WRITTEN REQUEST:
Go through the listing and pick out each line with the word "thumbs" in it.

PROVIDED RECORDS:

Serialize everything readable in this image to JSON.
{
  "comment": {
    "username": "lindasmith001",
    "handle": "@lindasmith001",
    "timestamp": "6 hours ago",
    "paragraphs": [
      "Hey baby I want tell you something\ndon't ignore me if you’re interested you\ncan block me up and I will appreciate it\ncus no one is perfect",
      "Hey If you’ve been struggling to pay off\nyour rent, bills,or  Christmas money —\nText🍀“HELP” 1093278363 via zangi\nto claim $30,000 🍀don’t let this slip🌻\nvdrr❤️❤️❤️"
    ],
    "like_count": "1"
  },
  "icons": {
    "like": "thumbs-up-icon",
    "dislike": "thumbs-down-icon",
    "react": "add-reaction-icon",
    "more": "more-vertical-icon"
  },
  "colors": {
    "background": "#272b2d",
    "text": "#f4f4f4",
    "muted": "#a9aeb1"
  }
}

TASK ANSWER:
    "like": "thumbs-up-icon",
    "dislike": "thumbs-down-icon",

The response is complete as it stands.